**Material for the task**
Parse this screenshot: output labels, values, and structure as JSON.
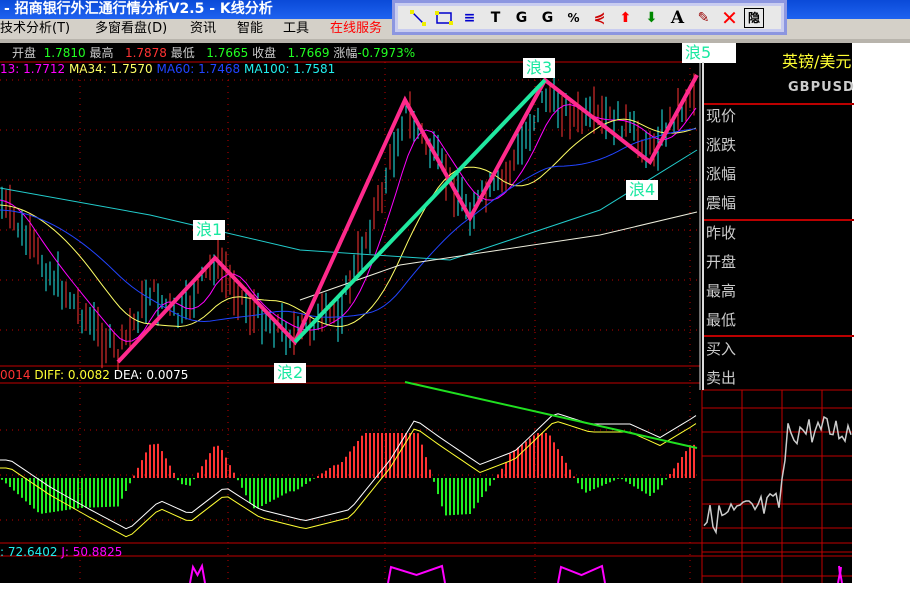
{
  "window": {
    "title": "- 招商银行外汇通行情分析V2.5 - K线分析"
  },
  "menu": [
    "技术分析(T)",
    "多窗看盘(D)",
    "资讯",
    "智能",
    "工具",
    "在线服务"
  ],
  "toolbar": {
    "icons": [
      "line-tool-icon",
      "rectangle-tool-icon",
      "parallel-lines-icon",
      "bar-t-icon",
      "g-lines-icon",
      "bar-g-icon",
      "percent-lines-icon",
      "fan-lines-icon",
      "up-arrow-icon",
      "down-arrow-icon",
      "text-tool-icon",
      "eraser-icon",
      "delete-icon"
    ],
    "hide_label": "隐",
    "text_label": "A"
  },
  "quote": {
    "open_label": "开盘",
    "open": "1.7810",
    "high_label": "最高",
    "high": "1.7878",
    "low_label": "最低",
    "low": "1.7665",
    "close_label": "收盘",
    "close": "1.7669",
    "change_label": "涨幅",
    "change": "-0.7973%"
  },
  "ma": {
    "ma13": "13: 1.7712",
    "ma34": "MA34: 1.7570",
    "ma60": "MA60: 1.7468",
    "ma100": "MA100: 1.7581"
  },
  "waves": [
    "浪1",
    "浪2",
    "浪3",
    "浪4",
    "浪5"
  ],
  "macd": {
    "prefix": "0014",
    "diff": "DIFF: 0.0082",
    "dea": "DEA: 0.0075"
  },
  "kdj": {
    "d": ": 72.6402",
    "j": "J: 50.8825"
  },
  "side": {
    "name": "英镑/美元",
    "code": "GBPUSD",
    "labels": [
      "现价",
      "涨跌",
      "涨幅",
      "震幅",
      "昨收",
      "开盘",
      "最高",
      "最低",
      "买入",
      "卖出"
    ]
  },
  "colors": {
    "wave_line": "#ff2a8c",
    "trend_line": "#20e8a0",
    "macd_trend": "#20e020",
    "bg": "#000000",
    "grid": "#c00000"
  }
}
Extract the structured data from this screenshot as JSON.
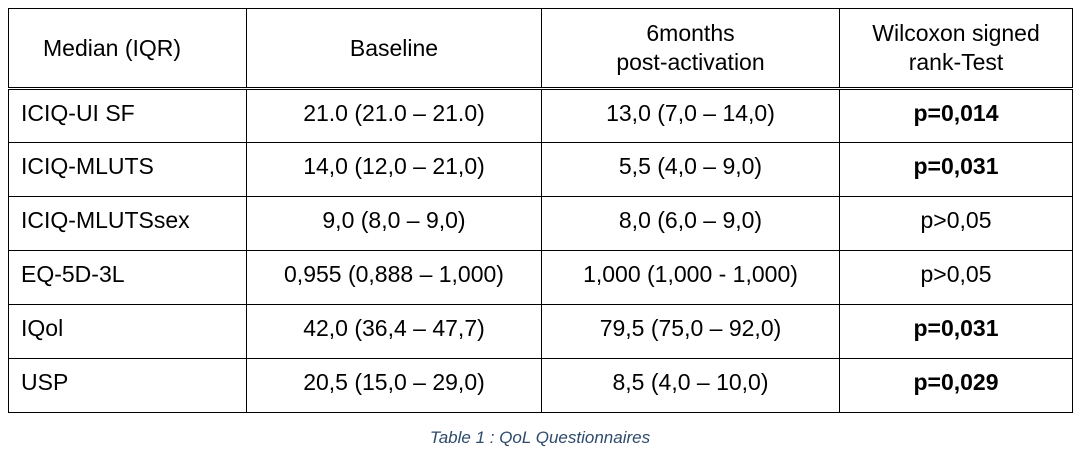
{
  "table": {
    "headers": [
      {
        "lines": [
          "Median (IQR)"
        ]
      },
      {
        "lines": [
          "Baseline"
        ]
      },
      {
        "lines": [
          "6months",
          "post-activation"
        ]
      },
      {
        "lines": [
          "Wilcoxon signed",
          "rank-Test"
        ]
      }
    ],
    "rows": [
      {
        "label": "ICIQ-UI SF",
        "baseline": "21.0 (21.0 – 21.0)",
        "post": "13,0 (7,0 – 14,0)",
        "test": "p=0,014",
        "significant": true
      },
      {
        "label": "ICIQ-MLUTS",
        "baseline": "14,0 (12,0 – 21,0)",
        "post": "5,5 (4,0 – 9,0)",
        "test": "p=0,031",
        "significant": true
      },
      {
        "label": "ICIQ-MLUTSsex",
        "baseline": "9,0 (8,0 – 9,0)",
        "post": "8,0 (6,0 – 9,0)",
        "test": "p>0,05",
        "significant": false
      },
      {
        "label": "EQ-5D-3L",
        "baseline": "0,955 (0,888 – 1,000)",
        "post": "1,000 (1,000 - 1,000)",
        "test": "p>0,05",
        "significant": false
      },
      {
        "label": "IQol",
        "baseline": "42,0 (36,4 – 47,7)",
        "post": "79,5 (75,0 – 92,0)",
        "test": "p=0,031",
        "significant": true
      },
      {
        "label": "USP",
        "baseline": "20,5 (15,0 – 29,0)",
        "post": "8,5 (4,0 – 10,0)",
        "test": "p=0,029",
        "significant": true
      }
    ]
  },
  "caption": "Table 1 : QoL Questionnaires",
  "colors": {
    "caption": "#2e4a6b",
    "border": "#000000"
  }
}
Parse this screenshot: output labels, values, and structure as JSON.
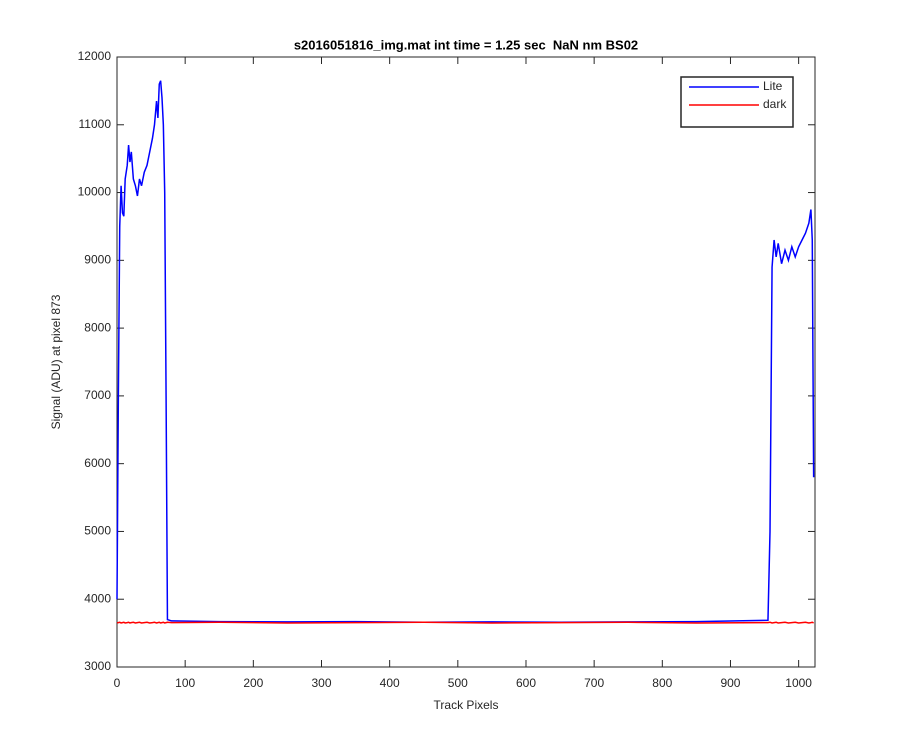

**Job**
Exclude the images, then output the data above word for word.

**Solution to this problem**
Parse this screenshot: output labels, values, and structure as JSON.
{
  "window": {
    "title": "- 招商银行外汇通行情分析V2.5 - K线分析"
  },
  "menu": [
    "技术分析(T)",
    "多窗看盘(D)",
    "资讯",
    "智能",
    "工具",
    "在线服务"
  ],
  "toolbar": {
    "icons": [
      "line-tool-icon",
      "rectangle-tool-icon",
      "parallel-lines-icon",
      "bar-t-icon",
      "g-lines-icon",
      "bar-g-icon",
      "percent-lines-icon",
      "fan-lines-icon",
      "up-arrow-icon",
      "down-arrow-icon",
      "text-tool-icon",
      "eraser-icon",
      "delete-icon"
    ],
    "hide_label": "隐",
    "text_label": "A"
  },
  "quote": {
    "open_label": "开盘",
    "open": "1.7810",
    "high_label": "最高",
    "high": "1.7878",
    "low_label": "最低",
    "low": "1.7665",
    "close_label": "收盘",
    "close": "1.7669",
    "change_label": "涨幅",
    "change": "-0.7973%"
  },
  "ma": {
    "ma13": "13: 1.7712",
    "ma34": "MA34: 1.7570",
    "ma60": "MA60: 1.7468",
    "ma100": "MA100: 1.7581"
  },
  "waves": [
    "浪1",
    "浪2",
    "浪3",
    "浪4",
    "浪5"
  ],
  "macd": {
    "prefix": "0014",
    "diff": "DIFF: 0.0082",
    "dea": "DEA: 0.0075"
  },
  "kdj": {
    "d": ": 72.6402",
    "j": "J: 50.8825"
  },
  "side": {
    "name": "英镑/美元",
    "code": "GBPUSD",
    "labels": [
      "现价",
      "涨跌",
      "涨幅",
      "震幅",
      "昨收",
      "开盘",
      "最高",
      "最低",
      "买入",
      "卖出"
    ]
  },
  "colors": {
    "wave_line": "#ff2a8c",
    "trend_line": "#20e8a0",
    "macd_trend": "#20e020",
    "bg": "#000000",
    "grid": "#c00000"
  }
}
Extract the structured data from this screenshot as JSON.
{
  "table": {
    "headers": [
      {
        "lines": [
          "Median (IQR)"
        ]
      },
      {
        "lines": [
          "Baseline"
        ]
      },
      {
        "lines": [
          "6months",
          "post-activation"
        ]
      },
      {
        "lines": [
          "Wilcoxon signed",
          "rank-Test"
        ]
      }
    ],
    "rows": [
      {
        "label": "ICIQ-UI SF",
        "baseline": "21.0 (21.0 – 21.0)",
        "post": "13,0 (7,0 – 14,0)",
        "test": "p=0,014",
        "significant": true
      },
      {
        "label": "ICIQ-MLUTS",
        "baseline": "14,0 (12,0 – 21,0)",
        "post": "5,5 (4,0 – 9,0)",
        "test": "p=0,031",
        "significant": true
      },
      {
        "label": "ICIQ-MLUTSsex",
        "baseline": "9,0 (8,0 – 9,0)",
        "post": "8,0 (6,0 – 9,0)",
        "test": "p>0,05",
        "significant": false
      },
      {
        "label": "EQ-5D-3L",
        "baseline": "0,955 (0,888 – 1,000)",
        "post": "1,000 (1,000 - 1,000)",
        "test": "p>0,05",
        "significant": false
      },
      {
        "label": "IQol",
        "baseline": "42,0 (36,4 – 47,7)",
        "post": "79,5 (75,0 – 92,0)",
        "test": "p=0,031",
        "significant": true
      },
      {
        "label": "USP",
        "baseline": "20,5 (15,0 – 29,0)",
        "post": "8,5 (4,0 – 10,0)",
        "test": "p=0,029",
        "significant": true
      }
    ]
  },
  "caption": "Table 1 : QoL Questionnaires",
  "colors": {
    "caption": "#2e4a6b",
    "border": "#000000"
  }
}
Parse this screenshot: output labels, values, and structure as JSON.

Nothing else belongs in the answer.